■ DATA IN THIS EXERCISE ■
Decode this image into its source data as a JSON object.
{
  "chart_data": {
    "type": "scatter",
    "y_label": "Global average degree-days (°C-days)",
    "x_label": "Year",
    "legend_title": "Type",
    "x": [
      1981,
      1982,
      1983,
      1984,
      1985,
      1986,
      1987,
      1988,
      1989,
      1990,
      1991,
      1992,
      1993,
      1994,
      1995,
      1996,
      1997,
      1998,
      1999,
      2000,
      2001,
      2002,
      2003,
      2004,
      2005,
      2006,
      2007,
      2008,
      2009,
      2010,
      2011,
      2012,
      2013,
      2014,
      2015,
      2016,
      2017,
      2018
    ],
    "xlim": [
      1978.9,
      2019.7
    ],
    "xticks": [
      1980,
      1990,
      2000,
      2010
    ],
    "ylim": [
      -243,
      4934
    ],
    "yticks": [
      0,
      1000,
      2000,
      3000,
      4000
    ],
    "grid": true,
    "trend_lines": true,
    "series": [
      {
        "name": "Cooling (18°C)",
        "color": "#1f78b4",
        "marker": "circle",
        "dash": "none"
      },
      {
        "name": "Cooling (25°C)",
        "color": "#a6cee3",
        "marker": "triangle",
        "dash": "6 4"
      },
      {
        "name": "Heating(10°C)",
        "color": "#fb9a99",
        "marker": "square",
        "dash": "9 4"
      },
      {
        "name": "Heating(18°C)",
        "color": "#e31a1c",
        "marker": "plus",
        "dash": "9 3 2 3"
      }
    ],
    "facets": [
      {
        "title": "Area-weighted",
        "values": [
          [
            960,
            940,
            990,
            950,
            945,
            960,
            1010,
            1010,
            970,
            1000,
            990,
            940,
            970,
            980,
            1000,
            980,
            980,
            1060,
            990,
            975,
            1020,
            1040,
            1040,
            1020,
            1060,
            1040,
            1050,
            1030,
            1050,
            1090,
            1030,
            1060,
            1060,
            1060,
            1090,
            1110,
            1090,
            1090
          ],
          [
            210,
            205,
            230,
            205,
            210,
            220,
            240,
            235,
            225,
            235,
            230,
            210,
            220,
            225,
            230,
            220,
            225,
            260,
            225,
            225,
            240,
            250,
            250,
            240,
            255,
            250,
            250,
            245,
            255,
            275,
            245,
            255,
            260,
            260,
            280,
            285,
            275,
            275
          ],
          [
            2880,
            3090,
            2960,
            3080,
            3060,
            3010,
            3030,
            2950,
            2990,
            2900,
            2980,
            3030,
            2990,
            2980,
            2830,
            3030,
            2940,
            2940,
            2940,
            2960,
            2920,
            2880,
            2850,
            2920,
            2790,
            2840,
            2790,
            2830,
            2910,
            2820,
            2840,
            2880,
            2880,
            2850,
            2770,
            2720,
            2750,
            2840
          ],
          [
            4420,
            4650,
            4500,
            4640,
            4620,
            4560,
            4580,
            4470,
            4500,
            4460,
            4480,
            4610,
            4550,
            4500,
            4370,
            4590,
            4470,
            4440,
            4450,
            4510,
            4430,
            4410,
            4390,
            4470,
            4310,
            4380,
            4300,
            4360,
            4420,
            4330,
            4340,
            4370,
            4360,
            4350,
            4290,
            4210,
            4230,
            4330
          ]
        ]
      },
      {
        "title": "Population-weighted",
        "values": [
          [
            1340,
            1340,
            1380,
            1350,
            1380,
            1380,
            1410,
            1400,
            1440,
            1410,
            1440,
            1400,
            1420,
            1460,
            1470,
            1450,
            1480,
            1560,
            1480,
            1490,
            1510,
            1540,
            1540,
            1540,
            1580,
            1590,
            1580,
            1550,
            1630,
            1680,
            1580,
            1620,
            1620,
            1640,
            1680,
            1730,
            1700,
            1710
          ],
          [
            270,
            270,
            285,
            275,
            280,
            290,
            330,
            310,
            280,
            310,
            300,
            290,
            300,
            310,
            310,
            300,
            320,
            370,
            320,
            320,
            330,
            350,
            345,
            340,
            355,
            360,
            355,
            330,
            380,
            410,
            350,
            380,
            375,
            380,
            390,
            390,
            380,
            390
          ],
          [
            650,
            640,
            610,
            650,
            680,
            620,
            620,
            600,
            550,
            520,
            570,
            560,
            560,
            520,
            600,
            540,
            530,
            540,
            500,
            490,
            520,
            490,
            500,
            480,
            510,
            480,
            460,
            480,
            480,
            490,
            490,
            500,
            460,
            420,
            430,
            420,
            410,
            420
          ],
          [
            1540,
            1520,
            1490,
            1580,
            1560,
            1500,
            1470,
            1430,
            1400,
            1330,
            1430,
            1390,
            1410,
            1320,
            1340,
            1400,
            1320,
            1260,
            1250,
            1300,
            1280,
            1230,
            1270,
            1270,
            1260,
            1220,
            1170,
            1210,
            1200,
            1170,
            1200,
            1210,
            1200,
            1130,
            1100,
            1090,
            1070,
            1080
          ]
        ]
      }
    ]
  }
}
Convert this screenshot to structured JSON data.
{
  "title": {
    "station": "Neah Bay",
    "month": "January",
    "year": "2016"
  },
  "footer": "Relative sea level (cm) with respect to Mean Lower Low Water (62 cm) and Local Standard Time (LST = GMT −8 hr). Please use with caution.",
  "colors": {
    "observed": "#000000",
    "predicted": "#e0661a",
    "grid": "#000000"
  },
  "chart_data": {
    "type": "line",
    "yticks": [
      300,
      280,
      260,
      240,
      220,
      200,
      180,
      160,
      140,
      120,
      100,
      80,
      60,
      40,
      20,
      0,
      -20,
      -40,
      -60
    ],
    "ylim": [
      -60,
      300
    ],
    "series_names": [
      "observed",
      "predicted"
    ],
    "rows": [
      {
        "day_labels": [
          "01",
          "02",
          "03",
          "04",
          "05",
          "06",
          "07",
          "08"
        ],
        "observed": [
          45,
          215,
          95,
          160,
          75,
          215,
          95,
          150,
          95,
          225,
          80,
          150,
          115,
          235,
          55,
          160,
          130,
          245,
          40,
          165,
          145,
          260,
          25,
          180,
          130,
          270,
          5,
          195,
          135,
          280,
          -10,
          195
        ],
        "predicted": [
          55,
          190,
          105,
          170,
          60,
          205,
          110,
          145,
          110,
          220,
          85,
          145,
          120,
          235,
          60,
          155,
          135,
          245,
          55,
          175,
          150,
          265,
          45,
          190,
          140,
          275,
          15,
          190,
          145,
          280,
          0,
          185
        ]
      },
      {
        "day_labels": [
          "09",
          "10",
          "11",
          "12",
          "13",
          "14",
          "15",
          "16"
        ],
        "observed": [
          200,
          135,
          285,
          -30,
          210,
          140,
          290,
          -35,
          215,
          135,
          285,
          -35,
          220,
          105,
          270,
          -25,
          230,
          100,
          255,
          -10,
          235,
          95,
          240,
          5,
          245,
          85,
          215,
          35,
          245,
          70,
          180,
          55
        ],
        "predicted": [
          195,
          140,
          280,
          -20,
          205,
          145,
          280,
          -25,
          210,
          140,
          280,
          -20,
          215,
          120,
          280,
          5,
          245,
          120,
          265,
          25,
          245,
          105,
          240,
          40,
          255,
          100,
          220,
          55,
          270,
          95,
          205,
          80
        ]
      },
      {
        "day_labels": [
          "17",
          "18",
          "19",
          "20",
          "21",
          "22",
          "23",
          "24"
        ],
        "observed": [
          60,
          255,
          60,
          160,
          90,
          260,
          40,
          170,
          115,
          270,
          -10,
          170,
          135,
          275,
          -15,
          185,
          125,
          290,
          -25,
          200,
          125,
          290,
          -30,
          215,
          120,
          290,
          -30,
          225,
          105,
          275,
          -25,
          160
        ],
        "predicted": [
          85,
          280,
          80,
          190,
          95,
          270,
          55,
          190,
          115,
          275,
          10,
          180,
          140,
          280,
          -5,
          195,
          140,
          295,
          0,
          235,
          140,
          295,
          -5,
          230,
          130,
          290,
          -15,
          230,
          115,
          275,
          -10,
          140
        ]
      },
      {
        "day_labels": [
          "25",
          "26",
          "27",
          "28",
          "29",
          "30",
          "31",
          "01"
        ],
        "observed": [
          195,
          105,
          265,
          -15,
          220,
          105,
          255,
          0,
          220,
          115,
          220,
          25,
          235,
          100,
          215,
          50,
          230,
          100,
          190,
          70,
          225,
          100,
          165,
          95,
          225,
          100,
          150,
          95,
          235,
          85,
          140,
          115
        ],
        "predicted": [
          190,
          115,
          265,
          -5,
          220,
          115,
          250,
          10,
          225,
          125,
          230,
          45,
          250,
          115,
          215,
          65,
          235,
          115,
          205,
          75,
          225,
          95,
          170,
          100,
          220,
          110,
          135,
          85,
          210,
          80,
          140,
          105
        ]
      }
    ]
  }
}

■ OBJECTIVE ■
Copy out each line in the preceding records that contains "JSON".

■ REPLY TO THE TASK ■
Decode this image into its source data as a JSON object.
Convert this screenshot to structured JSON data.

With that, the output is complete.